- The request -
Keep only the lines where "Mercury" appears.

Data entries

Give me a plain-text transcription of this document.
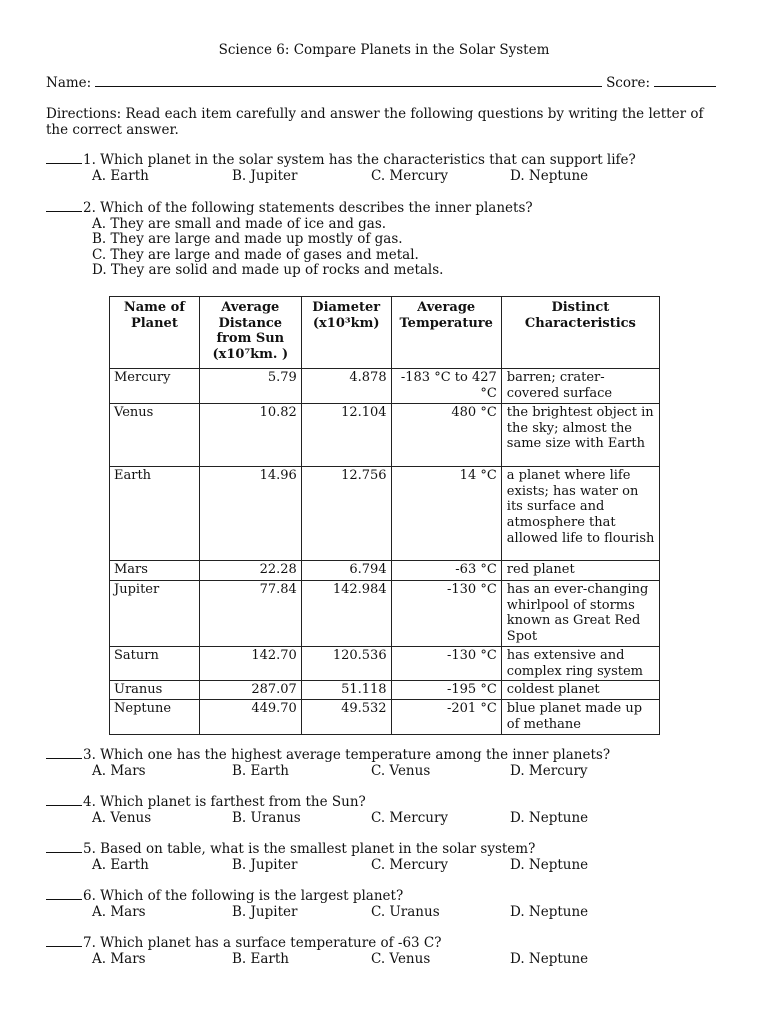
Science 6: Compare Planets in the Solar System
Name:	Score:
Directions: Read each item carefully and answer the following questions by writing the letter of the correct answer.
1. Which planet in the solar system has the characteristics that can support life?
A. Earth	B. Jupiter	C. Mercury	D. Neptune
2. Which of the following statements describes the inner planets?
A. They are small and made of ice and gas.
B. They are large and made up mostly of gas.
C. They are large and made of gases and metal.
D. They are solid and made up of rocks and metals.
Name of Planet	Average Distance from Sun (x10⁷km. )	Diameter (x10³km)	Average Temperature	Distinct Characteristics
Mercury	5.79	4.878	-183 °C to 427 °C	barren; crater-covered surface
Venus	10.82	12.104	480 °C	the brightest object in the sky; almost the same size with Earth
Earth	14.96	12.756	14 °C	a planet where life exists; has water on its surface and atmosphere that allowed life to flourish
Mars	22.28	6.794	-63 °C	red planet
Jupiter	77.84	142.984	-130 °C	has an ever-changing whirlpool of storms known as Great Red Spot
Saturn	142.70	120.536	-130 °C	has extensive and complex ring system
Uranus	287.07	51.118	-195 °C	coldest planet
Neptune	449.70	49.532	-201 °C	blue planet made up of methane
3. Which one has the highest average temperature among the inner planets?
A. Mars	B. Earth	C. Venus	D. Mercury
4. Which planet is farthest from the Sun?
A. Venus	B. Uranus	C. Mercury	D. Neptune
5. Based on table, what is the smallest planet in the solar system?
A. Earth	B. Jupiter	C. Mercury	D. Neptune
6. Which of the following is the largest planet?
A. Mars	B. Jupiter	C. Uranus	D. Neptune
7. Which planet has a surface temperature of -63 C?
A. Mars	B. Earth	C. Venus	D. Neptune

* * *

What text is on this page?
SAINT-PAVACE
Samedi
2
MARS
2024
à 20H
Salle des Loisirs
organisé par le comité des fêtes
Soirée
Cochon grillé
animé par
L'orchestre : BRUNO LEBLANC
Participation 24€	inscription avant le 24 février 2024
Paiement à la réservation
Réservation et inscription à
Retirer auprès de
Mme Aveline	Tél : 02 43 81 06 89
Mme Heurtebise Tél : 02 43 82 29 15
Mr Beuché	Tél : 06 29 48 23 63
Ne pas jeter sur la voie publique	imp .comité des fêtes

--

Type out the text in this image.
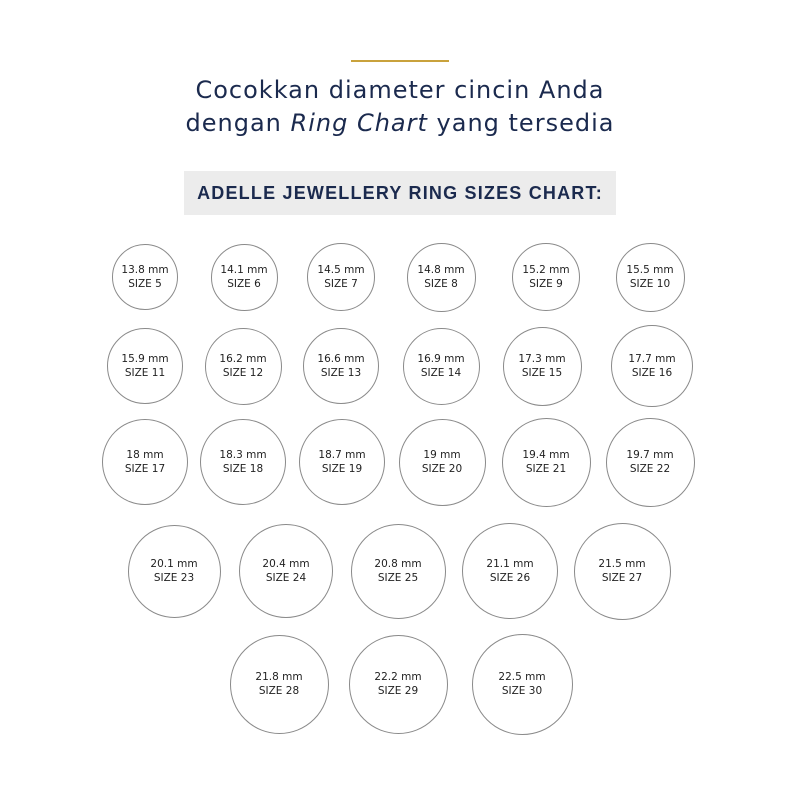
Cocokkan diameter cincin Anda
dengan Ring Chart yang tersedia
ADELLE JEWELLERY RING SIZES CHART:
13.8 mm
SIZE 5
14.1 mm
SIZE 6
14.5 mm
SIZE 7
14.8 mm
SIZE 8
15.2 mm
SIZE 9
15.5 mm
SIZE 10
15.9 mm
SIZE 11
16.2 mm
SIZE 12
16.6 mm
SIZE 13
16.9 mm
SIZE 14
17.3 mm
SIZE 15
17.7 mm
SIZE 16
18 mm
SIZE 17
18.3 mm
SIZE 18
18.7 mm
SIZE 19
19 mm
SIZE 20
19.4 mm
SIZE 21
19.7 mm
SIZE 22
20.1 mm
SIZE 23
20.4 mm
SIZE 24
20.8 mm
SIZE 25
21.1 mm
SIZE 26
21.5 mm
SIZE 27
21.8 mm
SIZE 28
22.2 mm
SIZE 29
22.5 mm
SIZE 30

- Written response -
A. Earth	B. Jupiter	C. Mercury	D. Neptune
Mercury	5.79	4.878	-183 °C to 427 °C	barren; crater-covered surface
A. Mars	B. Earth	C. Venus	D. Mercury
A. Venus	B. Uranus	C. Mercury	D. Neptune
A. Earth	B. Jupiter	C. Mercury	D. Neptune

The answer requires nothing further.